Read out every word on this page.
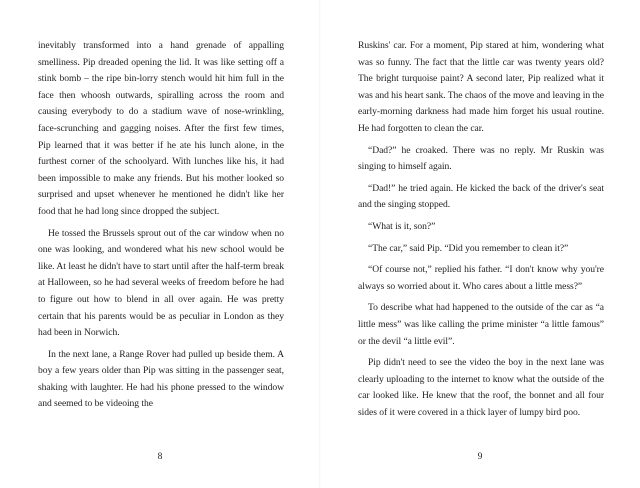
inevitably transformed into a hand grenade of appalling smelliness. Pip dreaded opening the lid. It was like setting off a stink bomb – the ripe bin-lorry stench would hit him full in the face then whoosh outwards, spiralling across the room and causing everybody to do a stadium wave of nose-wrinkling, face-scrunching and gagging noises. After the first few times, Pip learned that it was better if he ate his lunch alone, in the furthest corner of the schoolyard. With lunches like his, it had been impossible to make any friends. But his mother looked so surprised and upset whenever he mentioned he didn't like her food that he had long since dropped the subject.

He tossed the Brussels sprout out of the car window when no one was looking, and wondered what his new school would be like. At least he didn't have to start until after the half-term break at Halloween, so he had several weeks of freedom before he had to figure out how to blend in all over again. He was pretty certain that his parents would be as peculiar in London as they had been in Norwich.

In the next lane, a Range Rover had pulled up beside them. A boy a few years older than Pip was sitting in the passenger seat, shaking with laughter. He had his phone pressed to the window and seemed to be videoing the

8

Ruskins' car. For a moment, Pip stared at him, wondering what was so funny. The fact that the little car was twenty years old? The bright turquoise paint? A second later, Pip realized what it was and his heart sank. The chaos of the move and leaving in the early-morning darkness had made him forget his usual routine. He had forgotten to clean the car.

“Dad?” he croaked. There was no reply. Mr Ruskin was singing to himself again.

“Dad!” he tried again. He kicked the back of the driver's seat and the singing stopped.

“What is it, son?”

“The car,” said Pip. “Did you remember to clean it?”

“Of course not,” replied his father. “I don't know why you're always so worried about it. Who cares about a little mess?”

To describe what had happened to the outside of the car as “a little mess” was like calling the prime minister “a little famous” or the devil “a little evil”.

Pip didn't need to see the video the boy in the next lane was clearly uploading to the internet to know what the outside of the car looked like. He knew that the roof, the bonnet and all four sides of it were covered in a thick layer of lumpy bird poo.

9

**GIVEN REQUEST**
Look through the entries above. Extract each line with the word "outside".

**COMPLETE ANSWER**
To describe what had happened to the outside of the car as “a little mess” was like calling the prime minister “a little famous” or the devil “a little evil”.
Pip didn't need to see the video the boy in the next lane was clearly uploading to the internet to know what the outside of the car looked like. He knew that the roof, the bonnet and all four sides of it were covered in a thick layer of lumpy bird poo.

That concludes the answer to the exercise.